── Supplied records ──

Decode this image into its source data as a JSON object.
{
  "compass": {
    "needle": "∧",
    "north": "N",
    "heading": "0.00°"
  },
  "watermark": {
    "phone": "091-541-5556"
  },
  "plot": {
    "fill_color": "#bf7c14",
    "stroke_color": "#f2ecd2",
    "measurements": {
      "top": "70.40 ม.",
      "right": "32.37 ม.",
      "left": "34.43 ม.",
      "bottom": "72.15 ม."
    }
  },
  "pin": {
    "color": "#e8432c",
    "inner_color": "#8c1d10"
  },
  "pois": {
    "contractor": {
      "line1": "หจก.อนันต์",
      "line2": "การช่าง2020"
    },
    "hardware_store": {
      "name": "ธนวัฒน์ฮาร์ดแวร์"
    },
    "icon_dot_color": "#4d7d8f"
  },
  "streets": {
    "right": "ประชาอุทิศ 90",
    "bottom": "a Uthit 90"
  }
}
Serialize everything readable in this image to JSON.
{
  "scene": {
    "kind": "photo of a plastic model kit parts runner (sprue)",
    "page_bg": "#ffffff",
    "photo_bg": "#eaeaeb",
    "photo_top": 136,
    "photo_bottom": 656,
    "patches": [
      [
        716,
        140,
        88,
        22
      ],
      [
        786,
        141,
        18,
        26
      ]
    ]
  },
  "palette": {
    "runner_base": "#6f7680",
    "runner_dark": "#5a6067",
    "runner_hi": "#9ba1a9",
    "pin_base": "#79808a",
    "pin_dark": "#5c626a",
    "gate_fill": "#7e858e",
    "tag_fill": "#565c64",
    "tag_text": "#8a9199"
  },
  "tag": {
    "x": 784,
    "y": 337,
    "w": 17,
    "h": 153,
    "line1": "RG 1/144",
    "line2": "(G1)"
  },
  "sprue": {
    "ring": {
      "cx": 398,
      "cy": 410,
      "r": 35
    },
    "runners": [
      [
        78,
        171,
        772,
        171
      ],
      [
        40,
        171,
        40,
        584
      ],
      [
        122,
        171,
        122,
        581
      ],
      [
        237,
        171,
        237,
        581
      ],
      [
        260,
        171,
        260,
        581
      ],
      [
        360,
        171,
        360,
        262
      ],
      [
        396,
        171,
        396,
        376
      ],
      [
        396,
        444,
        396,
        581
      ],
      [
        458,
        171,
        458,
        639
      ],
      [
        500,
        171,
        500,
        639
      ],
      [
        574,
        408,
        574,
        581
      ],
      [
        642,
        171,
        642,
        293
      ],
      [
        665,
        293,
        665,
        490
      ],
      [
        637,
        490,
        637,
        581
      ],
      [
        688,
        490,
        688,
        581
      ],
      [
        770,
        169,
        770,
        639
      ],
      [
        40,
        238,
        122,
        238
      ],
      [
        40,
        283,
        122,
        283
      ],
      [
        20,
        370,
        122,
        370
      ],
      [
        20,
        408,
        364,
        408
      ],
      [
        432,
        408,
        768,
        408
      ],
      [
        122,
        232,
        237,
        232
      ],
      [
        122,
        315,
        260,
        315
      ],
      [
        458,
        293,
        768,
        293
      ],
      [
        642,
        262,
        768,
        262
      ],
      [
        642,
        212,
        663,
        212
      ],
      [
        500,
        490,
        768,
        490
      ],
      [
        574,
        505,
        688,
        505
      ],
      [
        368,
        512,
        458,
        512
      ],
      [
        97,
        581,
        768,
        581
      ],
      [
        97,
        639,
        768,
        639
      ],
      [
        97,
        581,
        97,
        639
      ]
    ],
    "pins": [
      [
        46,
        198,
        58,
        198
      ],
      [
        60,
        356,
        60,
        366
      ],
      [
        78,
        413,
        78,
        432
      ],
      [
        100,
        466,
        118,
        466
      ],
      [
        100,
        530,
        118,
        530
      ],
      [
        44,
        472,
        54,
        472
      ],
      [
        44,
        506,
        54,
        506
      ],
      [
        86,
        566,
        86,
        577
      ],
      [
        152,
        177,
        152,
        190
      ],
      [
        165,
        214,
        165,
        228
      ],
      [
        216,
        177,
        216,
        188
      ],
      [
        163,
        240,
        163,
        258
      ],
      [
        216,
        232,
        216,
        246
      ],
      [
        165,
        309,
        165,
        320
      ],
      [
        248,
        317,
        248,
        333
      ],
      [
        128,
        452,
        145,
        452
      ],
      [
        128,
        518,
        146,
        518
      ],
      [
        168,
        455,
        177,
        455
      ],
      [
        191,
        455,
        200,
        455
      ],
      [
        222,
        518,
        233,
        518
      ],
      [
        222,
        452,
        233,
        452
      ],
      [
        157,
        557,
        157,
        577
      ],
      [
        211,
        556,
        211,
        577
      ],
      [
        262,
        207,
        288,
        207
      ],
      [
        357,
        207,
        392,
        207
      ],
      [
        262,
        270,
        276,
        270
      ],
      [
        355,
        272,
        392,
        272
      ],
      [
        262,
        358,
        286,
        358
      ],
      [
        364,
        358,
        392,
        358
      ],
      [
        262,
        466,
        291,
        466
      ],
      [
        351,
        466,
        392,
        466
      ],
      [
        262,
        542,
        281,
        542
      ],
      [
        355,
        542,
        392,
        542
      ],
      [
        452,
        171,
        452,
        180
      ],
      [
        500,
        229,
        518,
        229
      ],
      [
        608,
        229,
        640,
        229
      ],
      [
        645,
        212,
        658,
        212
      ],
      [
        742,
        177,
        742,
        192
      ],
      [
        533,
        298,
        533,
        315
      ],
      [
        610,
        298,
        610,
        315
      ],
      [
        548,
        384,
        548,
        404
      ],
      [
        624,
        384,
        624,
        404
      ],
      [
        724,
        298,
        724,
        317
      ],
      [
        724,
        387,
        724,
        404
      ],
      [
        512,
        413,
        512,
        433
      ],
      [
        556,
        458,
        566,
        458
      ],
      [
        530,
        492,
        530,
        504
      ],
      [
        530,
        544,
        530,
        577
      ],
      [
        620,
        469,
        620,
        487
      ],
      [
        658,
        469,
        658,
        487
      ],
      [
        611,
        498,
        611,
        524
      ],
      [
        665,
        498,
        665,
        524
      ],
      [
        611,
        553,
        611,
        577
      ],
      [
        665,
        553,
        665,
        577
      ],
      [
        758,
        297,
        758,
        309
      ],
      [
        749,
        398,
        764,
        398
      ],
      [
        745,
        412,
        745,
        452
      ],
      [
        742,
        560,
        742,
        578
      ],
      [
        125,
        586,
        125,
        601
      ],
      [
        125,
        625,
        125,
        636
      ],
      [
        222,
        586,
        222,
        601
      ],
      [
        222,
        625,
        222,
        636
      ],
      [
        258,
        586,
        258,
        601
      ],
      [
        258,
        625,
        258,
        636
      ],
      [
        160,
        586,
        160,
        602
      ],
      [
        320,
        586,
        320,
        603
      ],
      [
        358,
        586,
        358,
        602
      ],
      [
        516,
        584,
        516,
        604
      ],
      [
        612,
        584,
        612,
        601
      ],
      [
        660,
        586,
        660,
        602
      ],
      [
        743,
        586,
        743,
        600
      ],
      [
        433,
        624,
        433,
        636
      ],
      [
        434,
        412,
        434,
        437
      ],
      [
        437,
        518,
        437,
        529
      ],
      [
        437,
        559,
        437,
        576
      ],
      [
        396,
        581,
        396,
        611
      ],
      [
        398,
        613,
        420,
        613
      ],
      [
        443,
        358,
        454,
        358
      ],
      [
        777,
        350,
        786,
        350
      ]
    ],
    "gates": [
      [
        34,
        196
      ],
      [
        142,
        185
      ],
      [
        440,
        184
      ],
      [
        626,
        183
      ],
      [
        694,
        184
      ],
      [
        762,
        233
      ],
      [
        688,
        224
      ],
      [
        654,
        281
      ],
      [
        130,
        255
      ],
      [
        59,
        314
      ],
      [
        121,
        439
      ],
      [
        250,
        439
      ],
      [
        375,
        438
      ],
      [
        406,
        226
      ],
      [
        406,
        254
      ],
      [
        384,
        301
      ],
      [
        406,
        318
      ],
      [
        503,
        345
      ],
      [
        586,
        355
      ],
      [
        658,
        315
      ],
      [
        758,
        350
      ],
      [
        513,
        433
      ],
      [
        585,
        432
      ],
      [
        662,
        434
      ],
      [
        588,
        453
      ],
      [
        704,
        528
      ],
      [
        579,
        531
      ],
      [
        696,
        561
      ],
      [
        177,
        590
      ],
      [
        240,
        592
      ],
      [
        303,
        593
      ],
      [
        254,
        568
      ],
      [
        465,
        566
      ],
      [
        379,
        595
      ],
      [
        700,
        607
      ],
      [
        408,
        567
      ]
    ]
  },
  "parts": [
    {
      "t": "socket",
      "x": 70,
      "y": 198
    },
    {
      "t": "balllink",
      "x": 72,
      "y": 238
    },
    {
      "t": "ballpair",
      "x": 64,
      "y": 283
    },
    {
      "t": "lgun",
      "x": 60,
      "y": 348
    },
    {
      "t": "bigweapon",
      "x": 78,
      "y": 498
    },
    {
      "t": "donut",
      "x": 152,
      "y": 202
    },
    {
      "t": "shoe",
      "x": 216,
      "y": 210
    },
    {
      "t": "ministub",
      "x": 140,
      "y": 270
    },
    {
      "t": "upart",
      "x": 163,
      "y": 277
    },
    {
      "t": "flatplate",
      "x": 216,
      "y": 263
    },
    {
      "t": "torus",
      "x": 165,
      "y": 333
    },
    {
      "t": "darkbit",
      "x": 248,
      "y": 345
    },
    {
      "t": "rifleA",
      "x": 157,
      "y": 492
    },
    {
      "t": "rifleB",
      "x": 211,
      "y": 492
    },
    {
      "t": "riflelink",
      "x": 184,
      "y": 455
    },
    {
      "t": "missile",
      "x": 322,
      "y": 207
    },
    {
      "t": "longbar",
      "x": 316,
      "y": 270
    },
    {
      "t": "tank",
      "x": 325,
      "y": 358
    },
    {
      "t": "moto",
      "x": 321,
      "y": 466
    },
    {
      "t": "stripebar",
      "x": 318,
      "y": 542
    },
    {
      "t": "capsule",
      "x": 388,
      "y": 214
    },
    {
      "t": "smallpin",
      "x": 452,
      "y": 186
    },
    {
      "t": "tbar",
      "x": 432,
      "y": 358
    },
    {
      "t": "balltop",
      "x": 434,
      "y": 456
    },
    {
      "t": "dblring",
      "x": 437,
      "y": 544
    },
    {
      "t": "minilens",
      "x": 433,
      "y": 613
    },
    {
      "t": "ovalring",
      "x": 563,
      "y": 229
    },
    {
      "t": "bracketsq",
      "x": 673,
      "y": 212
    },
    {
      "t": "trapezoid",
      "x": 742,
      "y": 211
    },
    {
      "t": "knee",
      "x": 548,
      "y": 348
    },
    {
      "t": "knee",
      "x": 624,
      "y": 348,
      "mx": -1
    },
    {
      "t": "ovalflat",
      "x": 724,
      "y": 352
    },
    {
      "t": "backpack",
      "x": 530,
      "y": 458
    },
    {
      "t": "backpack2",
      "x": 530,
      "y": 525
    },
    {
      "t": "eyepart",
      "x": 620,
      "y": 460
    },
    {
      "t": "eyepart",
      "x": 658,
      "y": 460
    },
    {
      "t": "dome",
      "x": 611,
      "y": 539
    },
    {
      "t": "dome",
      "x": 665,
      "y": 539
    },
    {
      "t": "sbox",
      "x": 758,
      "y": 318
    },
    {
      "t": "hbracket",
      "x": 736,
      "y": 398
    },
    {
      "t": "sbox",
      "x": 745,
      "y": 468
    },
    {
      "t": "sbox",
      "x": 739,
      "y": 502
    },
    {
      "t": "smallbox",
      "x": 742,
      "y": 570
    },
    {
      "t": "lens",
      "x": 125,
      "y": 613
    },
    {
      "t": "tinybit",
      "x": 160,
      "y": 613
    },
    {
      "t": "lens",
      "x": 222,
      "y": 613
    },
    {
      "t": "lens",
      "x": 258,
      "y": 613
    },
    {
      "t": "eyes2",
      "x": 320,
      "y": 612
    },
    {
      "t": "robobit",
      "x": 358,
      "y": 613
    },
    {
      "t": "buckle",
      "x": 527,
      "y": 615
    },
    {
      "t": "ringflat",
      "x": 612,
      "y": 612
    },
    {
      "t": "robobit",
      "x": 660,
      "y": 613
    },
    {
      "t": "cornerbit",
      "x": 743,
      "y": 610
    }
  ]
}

───

**What you are asked to do**
List all lines holding the string "image".

**Finished answer**
Decode this image into its source data as a JSON object.
Serialize everything readable in this image to JSON.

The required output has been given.